[EXERCISE GOAL] From the entries that follow, list every line in which the string "upper" appears.

>> begin DATASET EXTRACT

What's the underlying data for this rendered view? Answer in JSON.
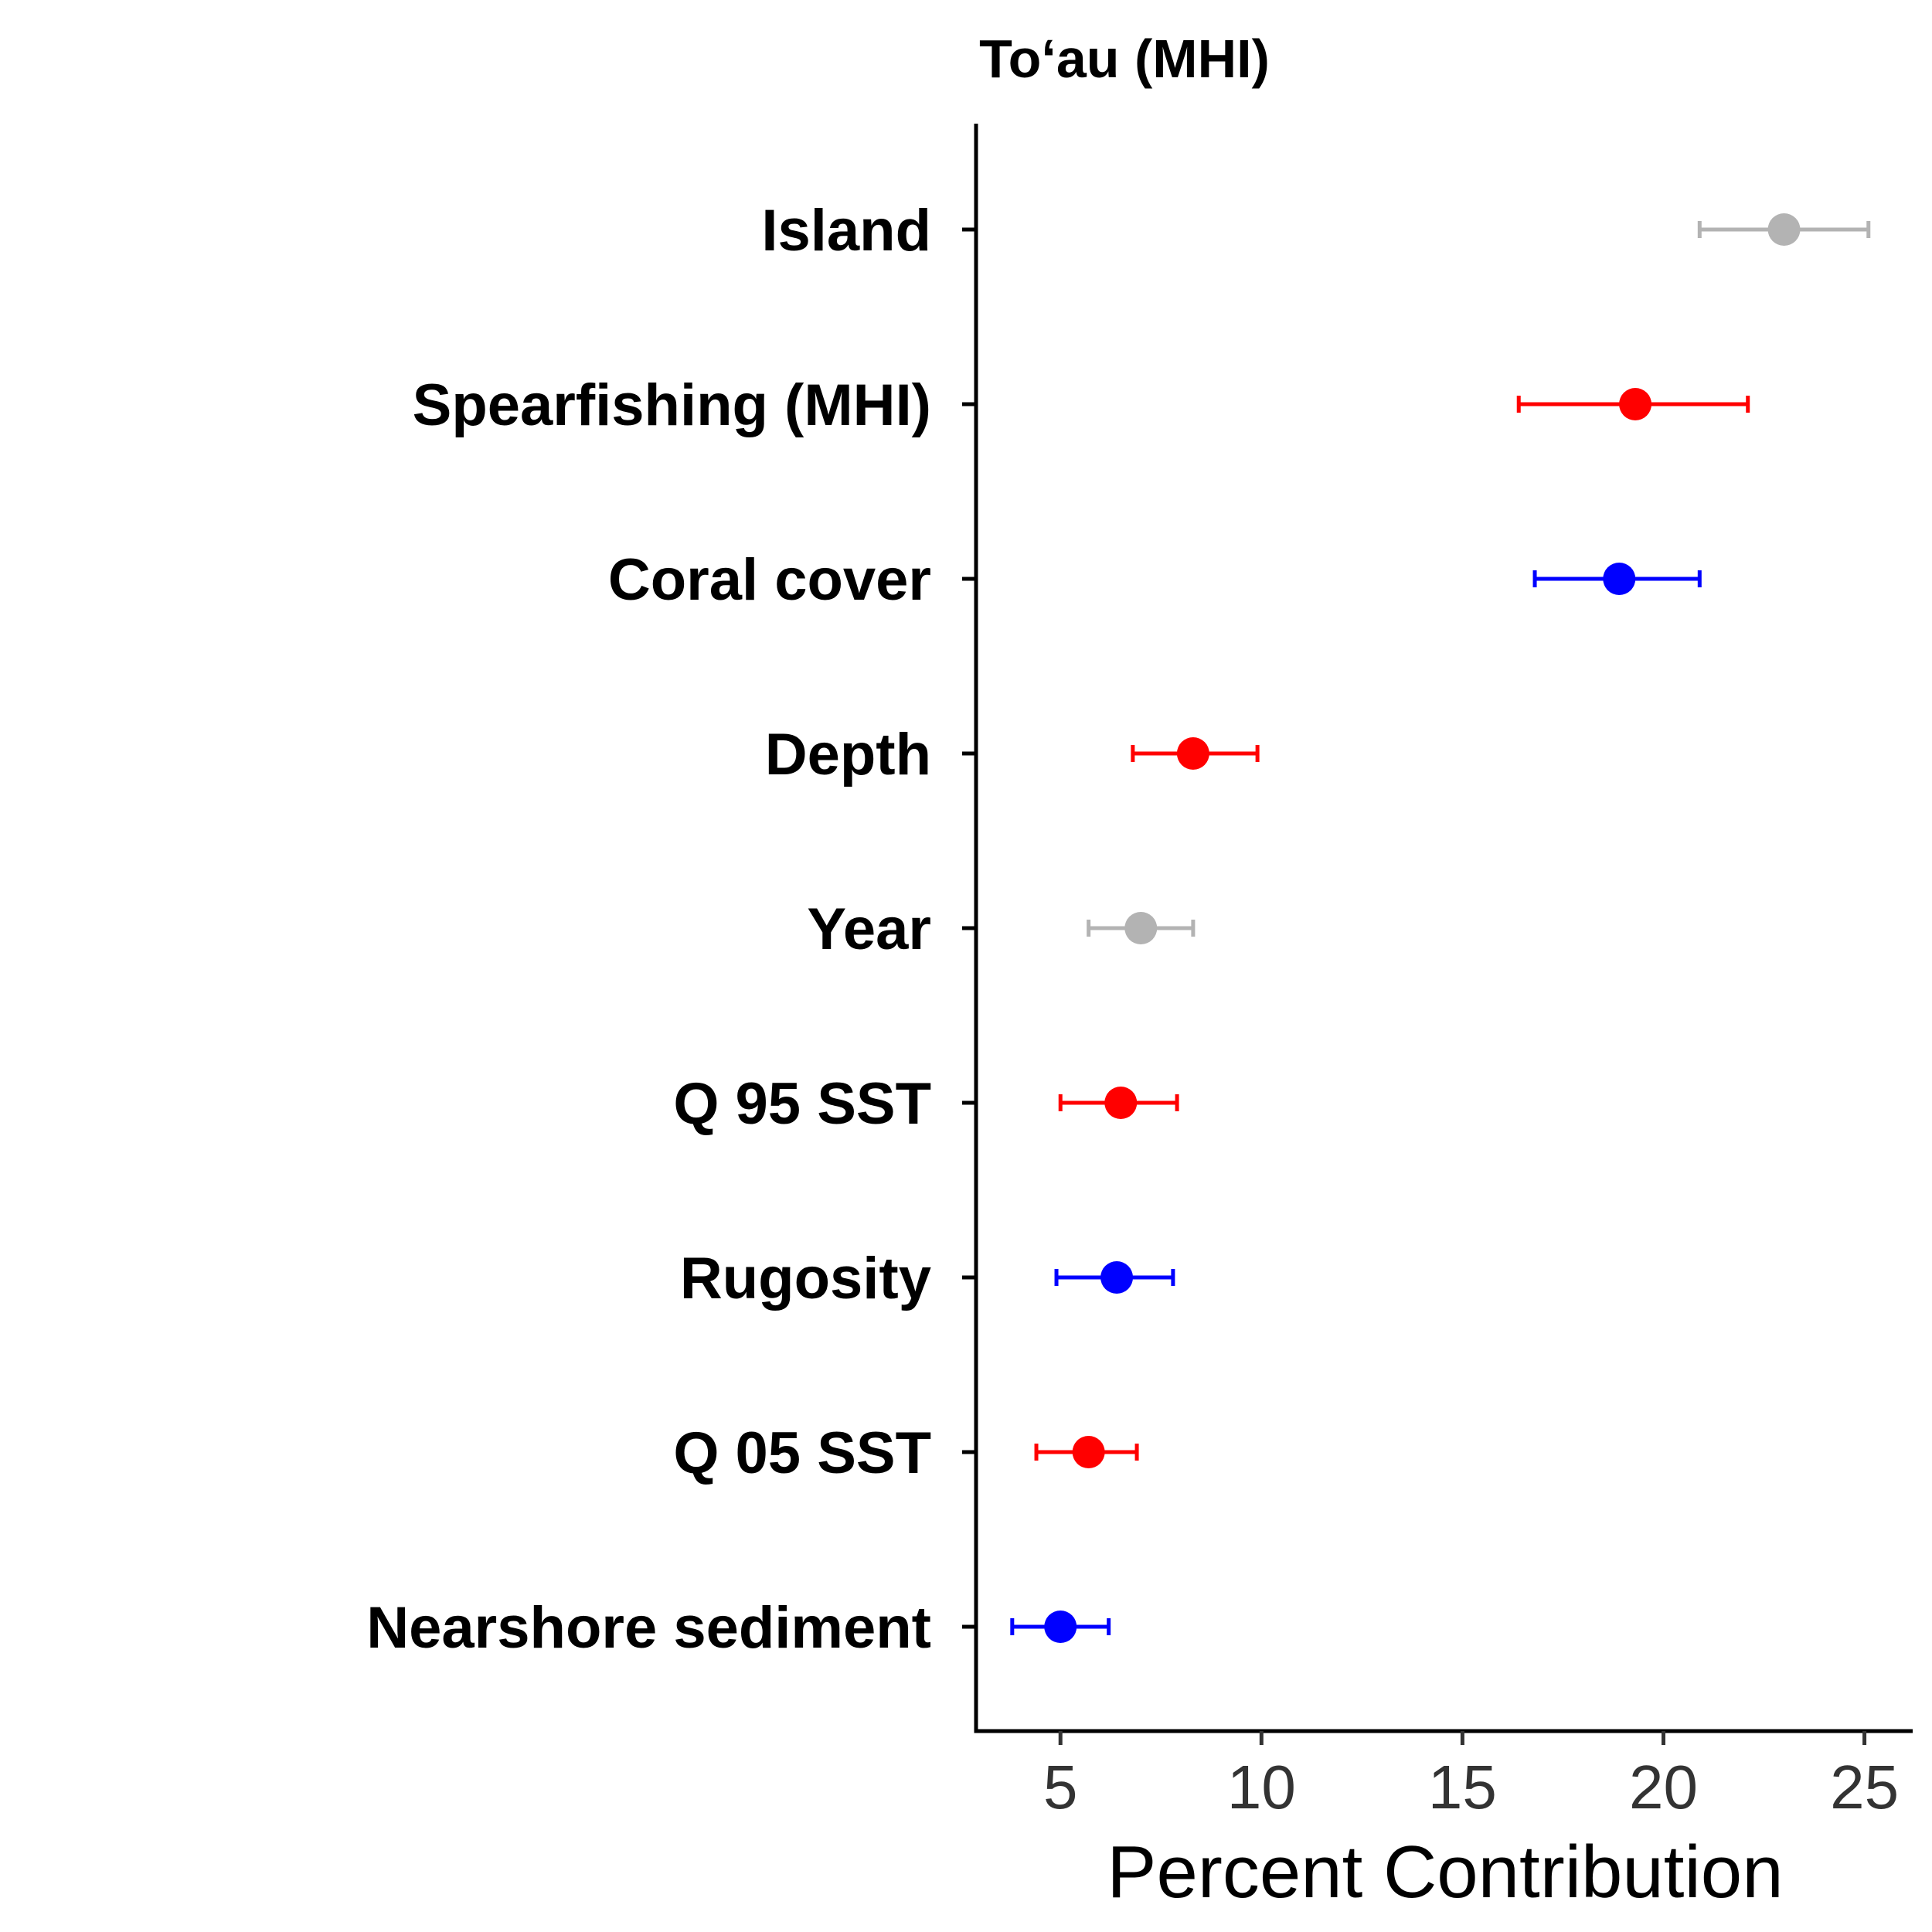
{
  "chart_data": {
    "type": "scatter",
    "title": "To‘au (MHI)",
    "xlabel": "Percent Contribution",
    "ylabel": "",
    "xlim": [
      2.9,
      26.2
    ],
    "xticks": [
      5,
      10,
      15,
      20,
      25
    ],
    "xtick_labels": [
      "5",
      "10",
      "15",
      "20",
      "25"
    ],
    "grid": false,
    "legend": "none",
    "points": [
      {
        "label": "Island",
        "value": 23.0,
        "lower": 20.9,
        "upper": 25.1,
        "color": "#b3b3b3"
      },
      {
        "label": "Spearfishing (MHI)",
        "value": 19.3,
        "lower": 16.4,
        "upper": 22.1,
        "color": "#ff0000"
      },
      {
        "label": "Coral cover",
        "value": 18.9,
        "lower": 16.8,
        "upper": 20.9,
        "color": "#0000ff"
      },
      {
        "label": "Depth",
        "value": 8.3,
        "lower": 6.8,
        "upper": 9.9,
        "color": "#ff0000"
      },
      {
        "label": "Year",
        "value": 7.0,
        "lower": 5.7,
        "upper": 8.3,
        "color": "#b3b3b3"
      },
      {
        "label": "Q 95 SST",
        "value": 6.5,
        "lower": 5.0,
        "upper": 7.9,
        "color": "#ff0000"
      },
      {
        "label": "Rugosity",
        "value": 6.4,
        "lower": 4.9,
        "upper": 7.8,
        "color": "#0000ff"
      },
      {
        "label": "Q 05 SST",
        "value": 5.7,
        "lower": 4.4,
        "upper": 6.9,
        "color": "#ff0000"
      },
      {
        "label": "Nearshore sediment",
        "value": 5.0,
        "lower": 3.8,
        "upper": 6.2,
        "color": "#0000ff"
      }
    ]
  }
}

>> end DATASET EXTRACT

[CORRECT ANSWER]
        "upper": 25.1,
        "upper": 22.1,
        "upper": 20.9,
        "upper": 9.9,
        "upper": 8.3,
        "upper": 7.9,
        "upper": 7.8,
        "upper": 6.9,
        "upper": 6.2,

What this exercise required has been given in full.